Challenge
Scan the data below for the string "name". Show every line where it turns up.

Exercise data
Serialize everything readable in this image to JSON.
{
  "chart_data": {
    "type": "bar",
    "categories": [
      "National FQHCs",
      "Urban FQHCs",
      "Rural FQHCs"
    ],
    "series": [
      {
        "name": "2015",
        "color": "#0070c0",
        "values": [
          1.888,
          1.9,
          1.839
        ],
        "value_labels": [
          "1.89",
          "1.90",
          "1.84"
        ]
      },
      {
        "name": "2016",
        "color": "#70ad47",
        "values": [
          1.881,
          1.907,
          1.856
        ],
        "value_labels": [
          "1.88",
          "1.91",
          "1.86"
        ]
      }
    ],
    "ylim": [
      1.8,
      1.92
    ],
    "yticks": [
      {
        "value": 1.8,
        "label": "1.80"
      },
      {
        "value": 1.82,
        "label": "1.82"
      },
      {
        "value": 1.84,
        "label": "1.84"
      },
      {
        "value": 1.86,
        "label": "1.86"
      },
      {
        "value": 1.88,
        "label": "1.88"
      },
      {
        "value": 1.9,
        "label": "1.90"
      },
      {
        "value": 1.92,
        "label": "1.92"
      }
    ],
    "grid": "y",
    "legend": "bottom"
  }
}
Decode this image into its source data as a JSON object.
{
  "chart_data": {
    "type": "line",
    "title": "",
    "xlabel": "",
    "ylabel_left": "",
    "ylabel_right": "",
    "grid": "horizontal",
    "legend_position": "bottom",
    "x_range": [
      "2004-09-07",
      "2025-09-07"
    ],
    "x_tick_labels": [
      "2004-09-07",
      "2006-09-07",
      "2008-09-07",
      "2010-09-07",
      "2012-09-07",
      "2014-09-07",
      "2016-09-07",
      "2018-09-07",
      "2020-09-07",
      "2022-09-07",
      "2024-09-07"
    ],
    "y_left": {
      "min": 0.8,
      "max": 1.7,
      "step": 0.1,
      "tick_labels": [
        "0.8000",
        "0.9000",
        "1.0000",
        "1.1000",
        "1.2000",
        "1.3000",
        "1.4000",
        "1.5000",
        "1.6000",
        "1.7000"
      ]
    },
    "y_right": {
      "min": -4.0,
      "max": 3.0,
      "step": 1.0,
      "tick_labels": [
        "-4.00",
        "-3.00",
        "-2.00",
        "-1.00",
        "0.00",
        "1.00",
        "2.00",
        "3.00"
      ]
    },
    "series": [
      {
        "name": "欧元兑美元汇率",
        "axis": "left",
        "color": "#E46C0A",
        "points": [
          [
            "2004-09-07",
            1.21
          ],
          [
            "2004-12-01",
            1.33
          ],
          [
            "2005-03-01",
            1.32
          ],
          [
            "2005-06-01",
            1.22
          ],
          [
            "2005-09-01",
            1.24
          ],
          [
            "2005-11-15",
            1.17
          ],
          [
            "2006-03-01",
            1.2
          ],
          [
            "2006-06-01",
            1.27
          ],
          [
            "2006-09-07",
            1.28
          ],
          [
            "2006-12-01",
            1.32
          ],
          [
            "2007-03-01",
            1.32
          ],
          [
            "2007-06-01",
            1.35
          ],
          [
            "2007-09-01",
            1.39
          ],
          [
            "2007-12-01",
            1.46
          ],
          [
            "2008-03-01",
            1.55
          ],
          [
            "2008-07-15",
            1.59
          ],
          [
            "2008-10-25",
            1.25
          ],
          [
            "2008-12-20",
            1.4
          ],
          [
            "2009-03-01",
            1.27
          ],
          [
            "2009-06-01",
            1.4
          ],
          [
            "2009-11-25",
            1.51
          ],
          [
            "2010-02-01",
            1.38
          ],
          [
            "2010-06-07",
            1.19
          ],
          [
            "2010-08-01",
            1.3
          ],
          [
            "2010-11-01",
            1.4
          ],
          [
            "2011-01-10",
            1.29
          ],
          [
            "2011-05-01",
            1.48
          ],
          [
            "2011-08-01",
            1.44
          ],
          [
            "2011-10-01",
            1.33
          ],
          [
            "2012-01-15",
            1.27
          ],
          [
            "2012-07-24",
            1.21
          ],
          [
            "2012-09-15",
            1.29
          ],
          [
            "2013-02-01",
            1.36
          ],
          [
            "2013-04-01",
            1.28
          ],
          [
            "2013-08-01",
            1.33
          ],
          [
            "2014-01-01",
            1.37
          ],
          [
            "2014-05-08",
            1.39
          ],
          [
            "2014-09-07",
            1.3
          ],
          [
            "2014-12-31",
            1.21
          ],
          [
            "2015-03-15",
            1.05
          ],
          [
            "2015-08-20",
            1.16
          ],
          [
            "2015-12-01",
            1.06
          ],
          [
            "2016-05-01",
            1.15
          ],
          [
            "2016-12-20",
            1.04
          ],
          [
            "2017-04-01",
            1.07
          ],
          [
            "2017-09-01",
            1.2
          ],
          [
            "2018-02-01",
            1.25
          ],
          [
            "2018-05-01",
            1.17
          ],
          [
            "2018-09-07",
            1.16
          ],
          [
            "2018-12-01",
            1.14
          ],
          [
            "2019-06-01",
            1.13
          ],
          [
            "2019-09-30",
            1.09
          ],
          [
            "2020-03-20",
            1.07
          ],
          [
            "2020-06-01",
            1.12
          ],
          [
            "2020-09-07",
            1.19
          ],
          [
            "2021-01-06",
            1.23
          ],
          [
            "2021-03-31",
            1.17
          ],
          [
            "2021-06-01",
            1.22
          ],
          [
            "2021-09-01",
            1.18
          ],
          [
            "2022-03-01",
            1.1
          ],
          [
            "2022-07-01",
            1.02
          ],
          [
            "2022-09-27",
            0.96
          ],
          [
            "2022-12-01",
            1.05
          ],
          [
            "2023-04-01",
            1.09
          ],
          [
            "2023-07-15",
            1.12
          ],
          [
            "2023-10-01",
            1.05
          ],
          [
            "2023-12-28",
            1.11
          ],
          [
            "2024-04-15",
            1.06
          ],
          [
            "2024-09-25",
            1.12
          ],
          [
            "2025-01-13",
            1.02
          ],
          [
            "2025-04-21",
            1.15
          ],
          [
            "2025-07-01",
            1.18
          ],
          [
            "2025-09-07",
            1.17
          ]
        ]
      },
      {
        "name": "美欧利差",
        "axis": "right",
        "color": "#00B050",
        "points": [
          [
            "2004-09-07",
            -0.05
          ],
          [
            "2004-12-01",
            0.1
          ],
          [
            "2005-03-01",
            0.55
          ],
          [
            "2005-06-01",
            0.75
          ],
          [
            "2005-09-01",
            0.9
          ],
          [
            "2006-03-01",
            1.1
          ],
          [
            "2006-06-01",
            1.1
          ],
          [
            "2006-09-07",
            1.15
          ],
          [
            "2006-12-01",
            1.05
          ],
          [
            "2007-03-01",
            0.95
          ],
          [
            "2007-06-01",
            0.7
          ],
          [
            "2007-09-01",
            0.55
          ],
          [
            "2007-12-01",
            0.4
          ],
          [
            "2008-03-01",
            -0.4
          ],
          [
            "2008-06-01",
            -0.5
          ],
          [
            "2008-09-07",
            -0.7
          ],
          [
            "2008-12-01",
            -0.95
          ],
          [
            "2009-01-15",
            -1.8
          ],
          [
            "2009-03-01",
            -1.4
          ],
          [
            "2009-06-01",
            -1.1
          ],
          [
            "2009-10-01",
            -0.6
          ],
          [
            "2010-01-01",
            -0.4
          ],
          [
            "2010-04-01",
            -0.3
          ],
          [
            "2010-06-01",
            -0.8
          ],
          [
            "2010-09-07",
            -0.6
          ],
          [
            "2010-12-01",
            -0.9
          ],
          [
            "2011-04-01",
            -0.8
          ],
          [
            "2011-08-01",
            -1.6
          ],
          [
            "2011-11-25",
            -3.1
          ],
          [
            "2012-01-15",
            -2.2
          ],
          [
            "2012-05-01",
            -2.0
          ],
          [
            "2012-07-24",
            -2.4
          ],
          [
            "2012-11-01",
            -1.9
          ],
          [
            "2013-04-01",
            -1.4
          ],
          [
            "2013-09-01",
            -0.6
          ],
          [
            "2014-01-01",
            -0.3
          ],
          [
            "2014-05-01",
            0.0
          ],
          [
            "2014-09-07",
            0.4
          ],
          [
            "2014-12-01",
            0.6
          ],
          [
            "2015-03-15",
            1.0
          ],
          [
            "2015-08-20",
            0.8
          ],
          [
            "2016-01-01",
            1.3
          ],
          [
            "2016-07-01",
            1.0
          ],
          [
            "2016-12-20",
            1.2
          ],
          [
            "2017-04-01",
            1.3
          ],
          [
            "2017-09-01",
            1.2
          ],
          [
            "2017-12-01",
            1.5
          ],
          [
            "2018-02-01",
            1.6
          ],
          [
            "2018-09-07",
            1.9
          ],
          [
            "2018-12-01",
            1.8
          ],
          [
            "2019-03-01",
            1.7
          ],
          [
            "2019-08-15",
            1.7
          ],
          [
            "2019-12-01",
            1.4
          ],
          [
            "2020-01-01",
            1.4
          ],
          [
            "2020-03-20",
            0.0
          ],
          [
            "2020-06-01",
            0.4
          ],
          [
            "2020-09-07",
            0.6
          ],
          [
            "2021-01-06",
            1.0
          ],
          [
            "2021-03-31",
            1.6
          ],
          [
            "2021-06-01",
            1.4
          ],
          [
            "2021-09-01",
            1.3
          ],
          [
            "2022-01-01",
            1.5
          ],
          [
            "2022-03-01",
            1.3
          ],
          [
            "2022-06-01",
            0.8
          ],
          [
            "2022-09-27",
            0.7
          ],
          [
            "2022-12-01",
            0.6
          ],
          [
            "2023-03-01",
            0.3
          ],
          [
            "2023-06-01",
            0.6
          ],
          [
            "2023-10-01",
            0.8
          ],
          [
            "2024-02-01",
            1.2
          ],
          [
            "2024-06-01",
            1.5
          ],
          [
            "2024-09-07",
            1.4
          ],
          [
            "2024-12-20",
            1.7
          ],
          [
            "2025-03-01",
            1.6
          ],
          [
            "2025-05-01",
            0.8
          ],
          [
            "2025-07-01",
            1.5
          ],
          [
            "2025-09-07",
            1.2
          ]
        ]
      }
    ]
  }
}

Task solution
        "name": "2015",
        "name": "2016",
        "name": "欧元兑美元汇率",
        "name": "美欧利差",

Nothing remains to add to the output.